REQUIRED WORK: All lines in the material below that contain "streak" should be located and copied.

PROVIDED RECORDS:
=-=-=
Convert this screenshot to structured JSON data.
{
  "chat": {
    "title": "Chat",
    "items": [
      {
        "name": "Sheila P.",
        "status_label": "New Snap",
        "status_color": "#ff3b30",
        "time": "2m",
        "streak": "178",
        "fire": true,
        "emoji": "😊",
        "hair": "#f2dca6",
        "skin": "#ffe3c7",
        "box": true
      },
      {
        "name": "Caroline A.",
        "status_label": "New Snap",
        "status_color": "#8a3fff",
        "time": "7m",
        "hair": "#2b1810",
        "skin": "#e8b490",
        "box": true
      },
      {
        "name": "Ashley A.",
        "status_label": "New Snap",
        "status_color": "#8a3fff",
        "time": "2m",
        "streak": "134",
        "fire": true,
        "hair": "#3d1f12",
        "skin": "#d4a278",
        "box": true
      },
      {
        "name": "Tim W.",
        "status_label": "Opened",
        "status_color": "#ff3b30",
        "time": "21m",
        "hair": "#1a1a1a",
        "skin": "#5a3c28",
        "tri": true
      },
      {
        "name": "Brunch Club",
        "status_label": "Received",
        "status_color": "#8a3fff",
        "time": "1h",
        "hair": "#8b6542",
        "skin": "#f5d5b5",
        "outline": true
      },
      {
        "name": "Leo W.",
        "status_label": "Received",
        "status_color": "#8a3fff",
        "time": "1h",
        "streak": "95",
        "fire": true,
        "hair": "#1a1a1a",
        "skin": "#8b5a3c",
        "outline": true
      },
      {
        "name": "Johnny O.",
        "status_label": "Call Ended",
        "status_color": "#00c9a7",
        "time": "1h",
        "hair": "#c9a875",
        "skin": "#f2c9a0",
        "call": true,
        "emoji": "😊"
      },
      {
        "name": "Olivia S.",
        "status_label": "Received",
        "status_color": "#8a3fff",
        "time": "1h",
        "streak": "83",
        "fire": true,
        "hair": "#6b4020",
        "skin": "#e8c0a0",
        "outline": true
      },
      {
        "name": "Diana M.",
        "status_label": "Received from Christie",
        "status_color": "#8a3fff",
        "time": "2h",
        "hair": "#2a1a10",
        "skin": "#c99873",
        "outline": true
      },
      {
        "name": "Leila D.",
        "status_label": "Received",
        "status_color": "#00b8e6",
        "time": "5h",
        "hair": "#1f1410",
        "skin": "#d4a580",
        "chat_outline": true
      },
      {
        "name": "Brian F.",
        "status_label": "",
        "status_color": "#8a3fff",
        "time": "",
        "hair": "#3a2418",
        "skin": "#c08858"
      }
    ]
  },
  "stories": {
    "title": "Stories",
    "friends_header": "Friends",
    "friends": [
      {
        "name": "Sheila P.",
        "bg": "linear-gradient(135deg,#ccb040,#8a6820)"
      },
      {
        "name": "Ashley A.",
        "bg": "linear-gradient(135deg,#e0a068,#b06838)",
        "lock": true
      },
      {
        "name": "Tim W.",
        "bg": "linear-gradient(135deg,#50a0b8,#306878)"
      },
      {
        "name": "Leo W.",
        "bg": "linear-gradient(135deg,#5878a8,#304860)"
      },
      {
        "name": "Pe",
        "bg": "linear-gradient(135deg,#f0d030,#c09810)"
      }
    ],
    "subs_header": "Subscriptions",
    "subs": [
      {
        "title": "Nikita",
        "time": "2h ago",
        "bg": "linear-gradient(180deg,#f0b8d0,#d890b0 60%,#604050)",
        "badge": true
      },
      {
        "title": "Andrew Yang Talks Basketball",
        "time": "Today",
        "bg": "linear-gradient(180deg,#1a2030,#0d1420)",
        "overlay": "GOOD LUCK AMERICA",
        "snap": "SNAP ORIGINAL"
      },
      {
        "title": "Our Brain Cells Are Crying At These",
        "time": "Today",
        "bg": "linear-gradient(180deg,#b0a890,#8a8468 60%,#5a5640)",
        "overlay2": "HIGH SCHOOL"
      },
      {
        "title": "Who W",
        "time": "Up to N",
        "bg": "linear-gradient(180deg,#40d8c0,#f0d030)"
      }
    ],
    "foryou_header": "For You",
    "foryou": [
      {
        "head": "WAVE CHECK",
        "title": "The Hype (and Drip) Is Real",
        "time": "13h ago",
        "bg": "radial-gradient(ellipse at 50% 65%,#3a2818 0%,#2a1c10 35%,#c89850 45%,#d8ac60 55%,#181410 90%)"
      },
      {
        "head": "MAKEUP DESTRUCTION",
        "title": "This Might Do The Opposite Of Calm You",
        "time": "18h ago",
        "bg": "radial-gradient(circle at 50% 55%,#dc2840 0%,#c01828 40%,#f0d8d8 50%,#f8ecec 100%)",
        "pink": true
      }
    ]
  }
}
=-=-=
ANSWER:
        "streak": "178",
        "streak": "134",
        "streak": "95",
        "streak": "83",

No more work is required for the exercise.